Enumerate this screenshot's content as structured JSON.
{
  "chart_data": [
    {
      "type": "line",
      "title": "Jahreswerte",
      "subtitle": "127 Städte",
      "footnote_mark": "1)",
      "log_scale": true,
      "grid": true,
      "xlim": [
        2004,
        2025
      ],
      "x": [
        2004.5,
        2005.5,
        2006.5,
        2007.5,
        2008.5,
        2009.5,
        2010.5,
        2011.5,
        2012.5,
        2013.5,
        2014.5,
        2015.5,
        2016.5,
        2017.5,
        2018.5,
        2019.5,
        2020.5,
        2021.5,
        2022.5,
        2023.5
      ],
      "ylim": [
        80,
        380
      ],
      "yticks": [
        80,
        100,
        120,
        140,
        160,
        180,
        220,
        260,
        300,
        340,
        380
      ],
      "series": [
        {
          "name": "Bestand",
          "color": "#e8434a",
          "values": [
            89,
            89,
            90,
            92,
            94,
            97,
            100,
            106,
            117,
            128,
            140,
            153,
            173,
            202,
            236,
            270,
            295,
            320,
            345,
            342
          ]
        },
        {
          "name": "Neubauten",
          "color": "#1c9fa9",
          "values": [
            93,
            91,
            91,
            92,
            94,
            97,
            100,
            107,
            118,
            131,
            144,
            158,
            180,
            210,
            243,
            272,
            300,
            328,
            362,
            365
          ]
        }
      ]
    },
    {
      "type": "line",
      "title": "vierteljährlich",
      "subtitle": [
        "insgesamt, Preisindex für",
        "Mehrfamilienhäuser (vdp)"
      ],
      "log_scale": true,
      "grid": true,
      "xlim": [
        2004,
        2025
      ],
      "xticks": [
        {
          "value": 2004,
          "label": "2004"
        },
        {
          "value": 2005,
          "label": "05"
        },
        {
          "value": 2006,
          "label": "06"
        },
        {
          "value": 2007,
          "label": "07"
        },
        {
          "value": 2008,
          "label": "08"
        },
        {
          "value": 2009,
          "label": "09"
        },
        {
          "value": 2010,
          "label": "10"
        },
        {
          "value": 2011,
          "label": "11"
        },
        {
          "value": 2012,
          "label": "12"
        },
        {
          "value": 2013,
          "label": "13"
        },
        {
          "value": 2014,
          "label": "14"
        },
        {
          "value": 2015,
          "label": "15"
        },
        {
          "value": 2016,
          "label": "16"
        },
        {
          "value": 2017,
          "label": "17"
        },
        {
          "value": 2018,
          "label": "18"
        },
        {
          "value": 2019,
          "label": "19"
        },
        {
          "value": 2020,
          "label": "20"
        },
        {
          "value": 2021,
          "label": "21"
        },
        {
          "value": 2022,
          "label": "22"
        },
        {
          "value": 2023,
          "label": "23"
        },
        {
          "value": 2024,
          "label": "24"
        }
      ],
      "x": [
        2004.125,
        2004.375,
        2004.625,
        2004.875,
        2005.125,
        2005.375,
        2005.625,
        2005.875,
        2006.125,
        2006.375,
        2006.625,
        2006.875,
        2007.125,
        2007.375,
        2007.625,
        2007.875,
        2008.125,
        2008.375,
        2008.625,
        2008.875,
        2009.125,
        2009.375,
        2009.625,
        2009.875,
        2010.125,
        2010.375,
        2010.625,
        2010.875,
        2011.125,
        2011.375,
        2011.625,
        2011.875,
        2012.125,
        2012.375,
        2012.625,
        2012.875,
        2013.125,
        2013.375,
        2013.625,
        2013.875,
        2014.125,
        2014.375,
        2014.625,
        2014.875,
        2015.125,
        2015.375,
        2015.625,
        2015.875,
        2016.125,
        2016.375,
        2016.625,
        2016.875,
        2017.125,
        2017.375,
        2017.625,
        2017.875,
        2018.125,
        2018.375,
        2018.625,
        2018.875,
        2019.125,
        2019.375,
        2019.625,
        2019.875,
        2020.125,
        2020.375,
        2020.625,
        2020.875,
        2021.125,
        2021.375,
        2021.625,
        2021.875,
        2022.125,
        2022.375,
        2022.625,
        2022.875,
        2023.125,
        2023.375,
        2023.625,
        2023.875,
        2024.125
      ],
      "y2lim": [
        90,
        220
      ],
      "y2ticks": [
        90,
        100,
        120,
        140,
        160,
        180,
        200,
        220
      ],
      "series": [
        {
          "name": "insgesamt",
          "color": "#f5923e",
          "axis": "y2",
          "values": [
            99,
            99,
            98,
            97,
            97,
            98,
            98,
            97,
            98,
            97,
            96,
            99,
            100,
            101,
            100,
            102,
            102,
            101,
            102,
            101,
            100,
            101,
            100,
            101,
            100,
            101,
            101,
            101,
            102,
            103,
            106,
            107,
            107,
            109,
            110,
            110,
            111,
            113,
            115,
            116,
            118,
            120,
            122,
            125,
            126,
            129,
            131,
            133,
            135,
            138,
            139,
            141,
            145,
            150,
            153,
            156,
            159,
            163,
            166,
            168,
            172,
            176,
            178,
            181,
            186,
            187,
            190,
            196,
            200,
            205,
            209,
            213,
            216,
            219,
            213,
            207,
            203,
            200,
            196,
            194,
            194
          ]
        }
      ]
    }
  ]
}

----------------

Problem to solve
Extract each entry in full, exactly as given.

Full response
Enumerate this screenshot's content as structured JSON.
{
  "chart_data": [
    {
      "type": "line",
      "title": "Jahreswerte",
      "subtitle": "127 Städte",
      "footnote_mark": "1)",
      "log_scale": true,
      "grid": true,
      "xlim": [
        2004,
        2025
      ],
      "x": [
        2004.5,
        2005.5,
        2006.5,
        2007.5,
        2008.5,
        2009.5,
        2010.5,
        2011.5,
        2012.5,
        2013.5,
        2014.5,
        2015.5,
        2016.5,
        2017.5,
        2018.5,
        2019.5,
        2020.5,
        2021.5,
        2022.5,
        2023.5
      ],
      "ylim": [
        80,
        380
      ],
      "yticks": [
        80,
        100,
        120,
        140,
        160,
        180,
        220,
        260,
        300,
        340,
        380
      ],
      "series": [
        {
          "name": "Bestand",
          "color": "#e8434a",
          "values": [
            89,
            89,
            90,
            92,
            94,
            97,
            100,
            106,
            117,
            128,
            140,
            153,
            173,
            202,
            236,
            270,
            295,
            320,
            345,
            342
          ]
        },
        {
          "name": "Neubauten",
          "color": "#1c9fa9",
          "values": [
            93,
            91,
            91,
            92,
            94,
            97,
            100,
            107,
            118,
            131,
            144,
            158,
            180,
            210,
            243,
            272,
            300,
            328,
            362,
            365
          ]
        }
      ]
    },
    {
      "type": "line",
      "title": "vierteljährlich",
      "subtitle": [
        "insgesamt, Preisindex für",
        "Mehrfamilienhäuser (vdp)"
      ],
      "log_scale": true,
      "grid": true,
      "xlim": [
        2004,
        2025
      ],
      "xticks": [
        {
          "value": 2004,
          "label": "2004"
        },
        {
          "value": 2005,
          "label": "05"
        },
        {
          "value": 2006,
          "label": "06"
        },
        {
          "value": 2007,
          "label": "07"
        },
        {
          "value": 2008,
          "label": "08"
        },
        {
          "value": 2009,
          "label": "09"
        },
        {
          "value": 2010,
          "label": "10"
        },
        {
          "value": 2011,
          "label": "11"
        },
        {
          "value": 2012,
          "label": "12"
        },
        {
          "value": 2013,
          "label": "13"
        },
        {
          "value": 2014,
          "label": "14"
        },
        {
          "value": 2015,
          "label": "15"
        },
        {
          "value": 2016,
          "label": "16"
        },
        {
          "value": 2017,
          "label": "17"
        },
        {
          "value": 2018,
          "label": "18"
        },
        {
          "value": 2019,
          "label": "19"
        },
        {
          "value": 2020,
          "label": "20"
        },
        {
          "value": 2021,
          "label": "21"
        },
        {
          "value": 2022,
          "label": "22"
        },
        {
          "value": 2023,
          "label": "23"
        },
        {
          "value": 2024,
          "label": "24"
        }
      ],
      "x": [
        2004.125,
        2004.375,
        2004.625,
        2004.875,
        2005.125,
        2005.375,
        2005.625,
        2005.875,
        2006.125,
        2006.375,
        2006.625,
        2006.875,
        2007.125,
        2007.375,
        2007.625,
        2007.875,
        2008.125,
        2008.375,
        2008.625,
        2008.875,
        2009.125,
        2009.375,
        2009.625,
        2009.875,
        2010.125,
        2010.375,
        2010.625,
        2010.875,
        2011.125,
        2011.375,
        2011.625,
        2011.875,
        2012.125,
        2012.375,
        2012.625,
        2012.875,
        2013.125,
        2013.375,
        2013.625,
        2013.875,
        2014.125,
        2014.375,
        2014.625,
        2014.875,
        2015.125,
        2015.375,
        2015.625,
        2015.875,
        2016.125,
        2016.375,
        2016.625,
        2016.875,
        2017.125,
        2017.375,
        2017.625,
        2017.875,
        2018.125,
        2018.375,
        2018.625,
        2018.875,
        2019.125,
        2019.375,
        2019.625,
        2019.875,
        2020.125,
        2020.375,
        2020.625,
        2020.875,
        2021.125,
        2021.375,
        2021.625,
        2021.875,
        2022.125,
        2022.375,
        2022.625,
        2022.875,
        2023.125,
        2023.375,
        2023.625,
        2023.875,
        2024.125
      ],
      "y2lim": [
        90,
        220
      ],
      "y2ticks": [
        90,
        100,
        120,
        140,
        160,
        180,
        200,
        220
      ],
      "series": [
        {
          "name": "insgesamt",
          "color": "#f5923e",
          "axis": "y2",
          "values": [
            99,
            99,
            98,
            97,
            97,
            98,
            98,
            97,
            98,
            97,
            96,
            99,
            100,
            101,
            100,
            102,
            102,
            101,
            102,
            101,
            100,
            101,
            100,
            101,
            100,
            101,
            101,
            101,
            102,
            103,
            106,
            107,
            107,
            109,
            110,
            110,
            111,
            113,
            115,
            116,
            118,
            120,
            122,
            125,
            126,
            129,
            131,
            133,
            135,
            138,
            139,
            141,
            145,
            150,
            153,
            156,
            159,
            163,
            166,
            168,
            172,
            176,
            178,
            181,
            186,
            187,
            190,
            196,
            200,
            205,
            209,
            213,
            216,
            219,
            213,
            207,
            203,
            200,
            196,
            194,
            194
          ]
        }
      ]
    }
  ]
}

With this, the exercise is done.